■ **TASK PROMPT**
Determine which lines contain the word "écouter", then copy those lines.
--- RECORDED INFORMATION ---
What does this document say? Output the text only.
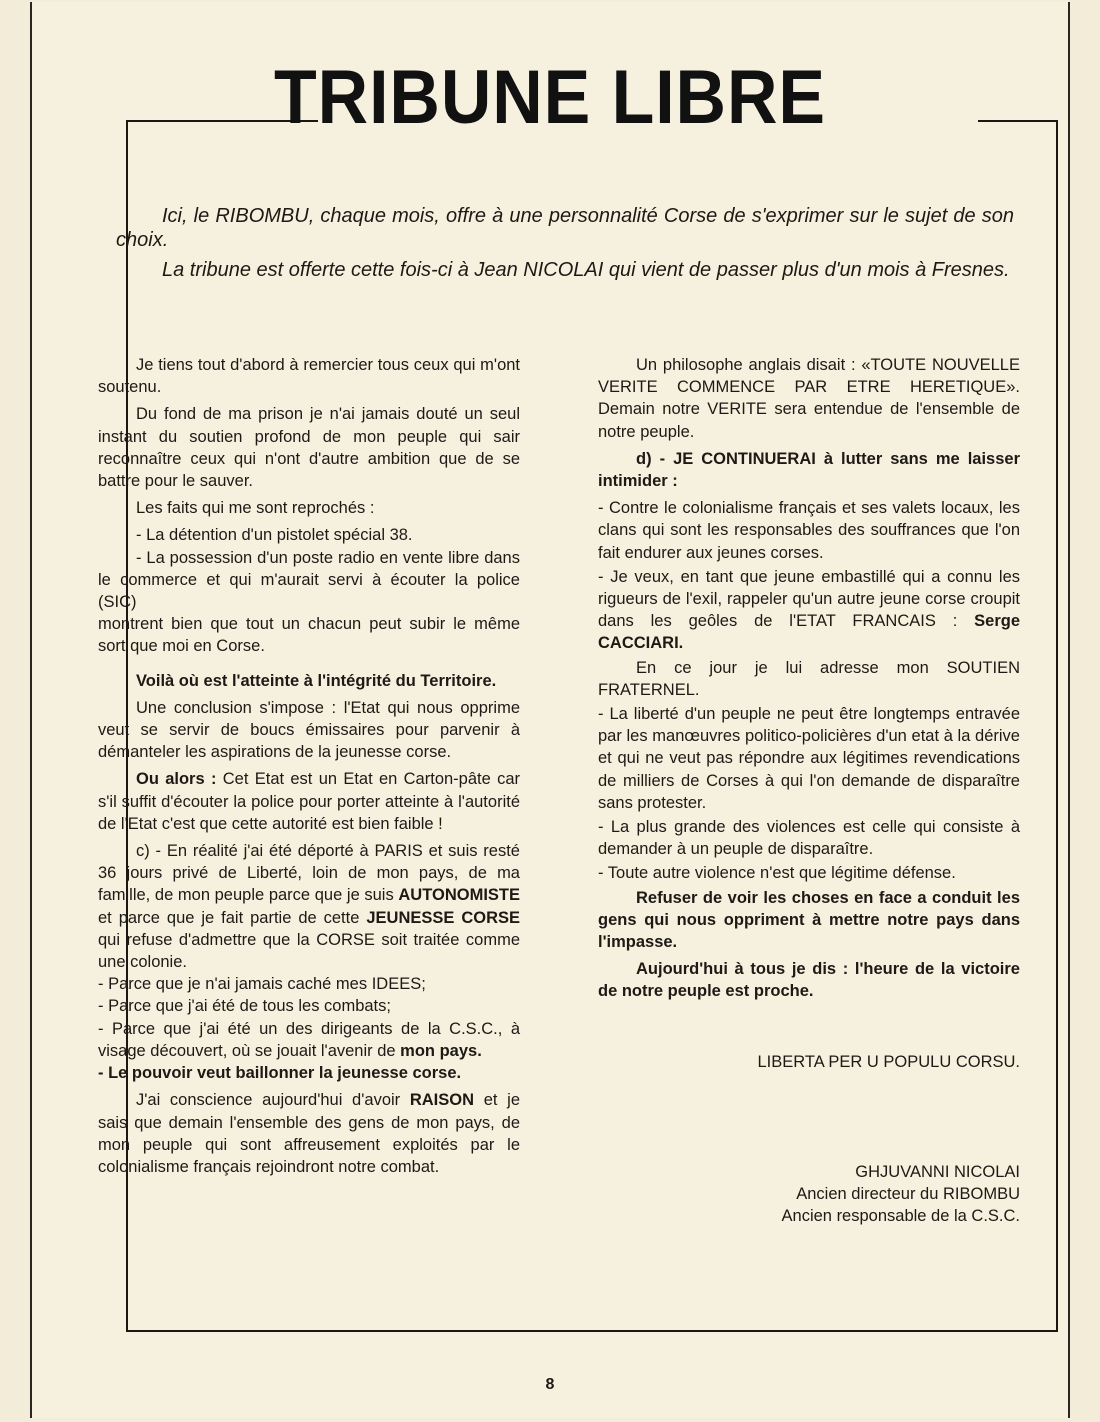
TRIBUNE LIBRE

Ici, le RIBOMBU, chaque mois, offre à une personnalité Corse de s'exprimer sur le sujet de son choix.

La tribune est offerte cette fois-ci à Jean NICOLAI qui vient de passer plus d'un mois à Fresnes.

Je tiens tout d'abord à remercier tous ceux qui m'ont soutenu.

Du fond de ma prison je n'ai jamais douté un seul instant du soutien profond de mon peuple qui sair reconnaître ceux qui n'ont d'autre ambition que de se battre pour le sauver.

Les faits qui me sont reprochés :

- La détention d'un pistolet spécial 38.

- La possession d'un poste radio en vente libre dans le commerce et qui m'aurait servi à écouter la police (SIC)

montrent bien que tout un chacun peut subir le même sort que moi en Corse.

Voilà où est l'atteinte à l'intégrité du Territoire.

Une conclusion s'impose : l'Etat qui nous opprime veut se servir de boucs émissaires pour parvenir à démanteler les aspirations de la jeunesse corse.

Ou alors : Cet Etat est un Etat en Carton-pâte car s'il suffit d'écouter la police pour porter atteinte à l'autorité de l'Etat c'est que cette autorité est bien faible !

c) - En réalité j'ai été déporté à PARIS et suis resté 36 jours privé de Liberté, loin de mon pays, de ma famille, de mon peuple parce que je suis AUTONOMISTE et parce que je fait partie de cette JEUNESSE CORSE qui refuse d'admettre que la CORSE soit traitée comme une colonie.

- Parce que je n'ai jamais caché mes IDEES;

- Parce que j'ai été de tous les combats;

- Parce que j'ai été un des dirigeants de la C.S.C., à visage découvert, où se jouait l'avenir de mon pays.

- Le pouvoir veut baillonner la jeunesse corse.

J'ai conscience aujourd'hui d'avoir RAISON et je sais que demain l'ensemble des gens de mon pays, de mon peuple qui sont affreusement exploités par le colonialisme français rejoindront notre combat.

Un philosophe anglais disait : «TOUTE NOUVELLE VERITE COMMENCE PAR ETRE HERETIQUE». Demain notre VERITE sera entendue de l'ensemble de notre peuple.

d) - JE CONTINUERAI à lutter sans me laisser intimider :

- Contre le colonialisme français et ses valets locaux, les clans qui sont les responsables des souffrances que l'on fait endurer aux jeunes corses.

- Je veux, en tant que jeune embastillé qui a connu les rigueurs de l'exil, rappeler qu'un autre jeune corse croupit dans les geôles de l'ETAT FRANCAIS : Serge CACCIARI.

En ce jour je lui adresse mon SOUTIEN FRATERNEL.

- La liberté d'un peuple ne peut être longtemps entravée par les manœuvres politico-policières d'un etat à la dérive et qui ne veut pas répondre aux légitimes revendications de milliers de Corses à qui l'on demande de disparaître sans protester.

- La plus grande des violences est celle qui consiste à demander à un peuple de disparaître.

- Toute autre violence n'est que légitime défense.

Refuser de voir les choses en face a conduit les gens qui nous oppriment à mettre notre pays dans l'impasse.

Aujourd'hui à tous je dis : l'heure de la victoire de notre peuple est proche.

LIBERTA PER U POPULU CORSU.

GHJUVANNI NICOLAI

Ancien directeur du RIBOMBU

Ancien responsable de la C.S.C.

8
---
--- RECORDED INFORMATION ---
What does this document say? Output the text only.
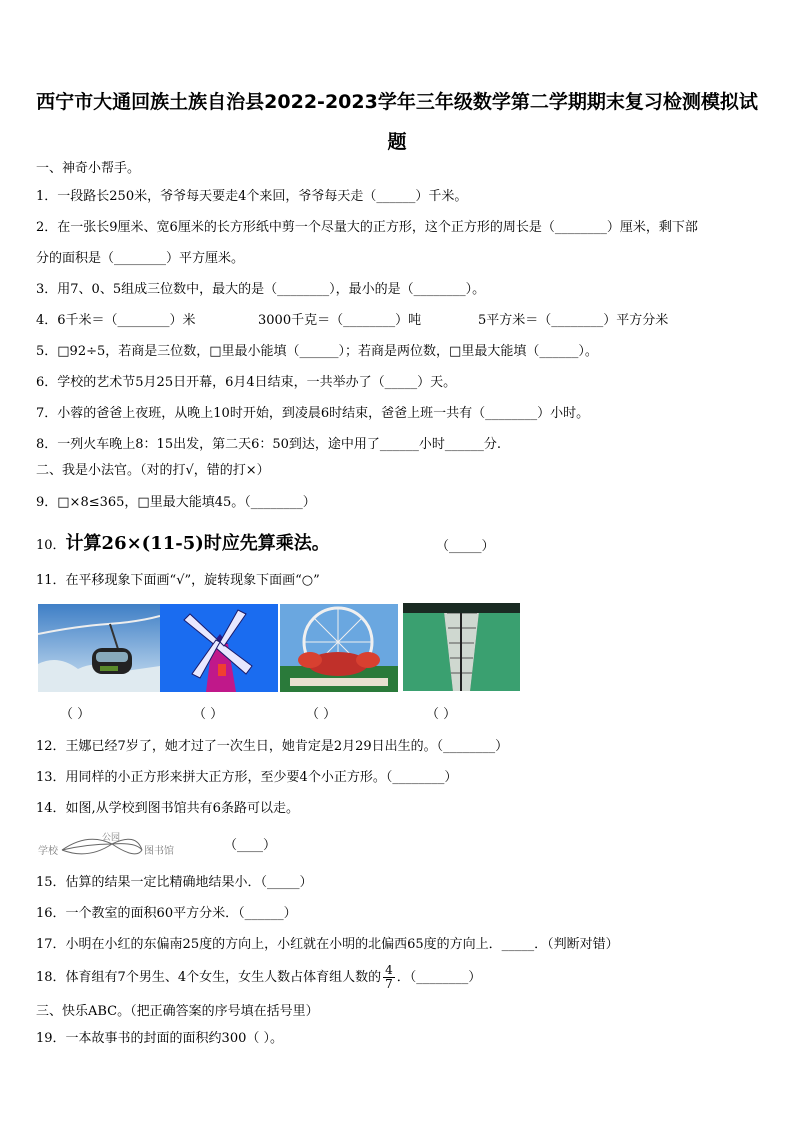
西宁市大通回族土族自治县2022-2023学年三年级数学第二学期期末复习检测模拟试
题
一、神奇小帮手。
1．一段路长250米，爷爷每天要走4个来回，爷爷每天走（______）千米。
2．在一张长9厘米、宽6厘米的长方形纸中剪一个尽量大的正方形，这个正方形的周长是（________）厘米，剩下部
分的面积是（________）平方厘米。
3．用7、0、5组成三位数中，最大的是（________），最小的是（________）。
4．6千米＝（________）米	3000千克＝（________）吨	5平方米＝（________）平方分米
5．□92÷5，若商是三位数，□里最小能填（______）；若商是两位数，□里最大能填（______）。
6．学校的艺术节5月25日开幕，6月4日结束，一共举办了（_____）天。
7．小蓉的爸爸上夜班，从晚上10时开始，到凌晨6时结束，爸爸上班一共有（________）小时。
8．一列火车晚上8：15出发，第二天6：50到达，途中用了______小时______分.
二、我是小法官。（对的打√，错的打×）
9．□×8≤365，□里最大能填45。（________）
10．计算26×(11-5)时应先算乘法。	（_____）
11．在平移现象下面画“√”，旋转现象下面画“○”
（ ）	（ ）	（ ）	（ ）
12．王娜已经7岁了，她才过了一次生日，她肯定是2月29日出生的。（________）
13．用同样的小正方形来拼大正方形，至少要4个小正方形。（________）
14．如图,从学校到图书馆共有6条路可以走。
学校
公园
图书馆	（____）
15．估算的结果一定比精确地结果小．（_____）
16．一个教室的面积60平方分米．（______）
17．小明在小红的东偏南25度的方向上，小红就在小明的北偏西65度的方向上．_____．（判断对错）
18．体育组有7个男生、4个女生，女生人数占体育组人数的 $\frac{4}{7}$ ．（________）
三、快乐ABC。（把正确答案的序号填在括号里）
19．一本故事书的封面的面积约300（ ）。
---
■ **RESULT FOR THIS EXERCISE**
- La possession d'un poste radio en vente libre dans le commerce et qui m'aurait servi à écouter la police (SIC)
Ou alors : Cet Etat est un Etat en Carton-pâte car s'il suffit d'écouter la police pour porter atteinte à l'autorité de l'Etat c'est que cette autorité est bien faible !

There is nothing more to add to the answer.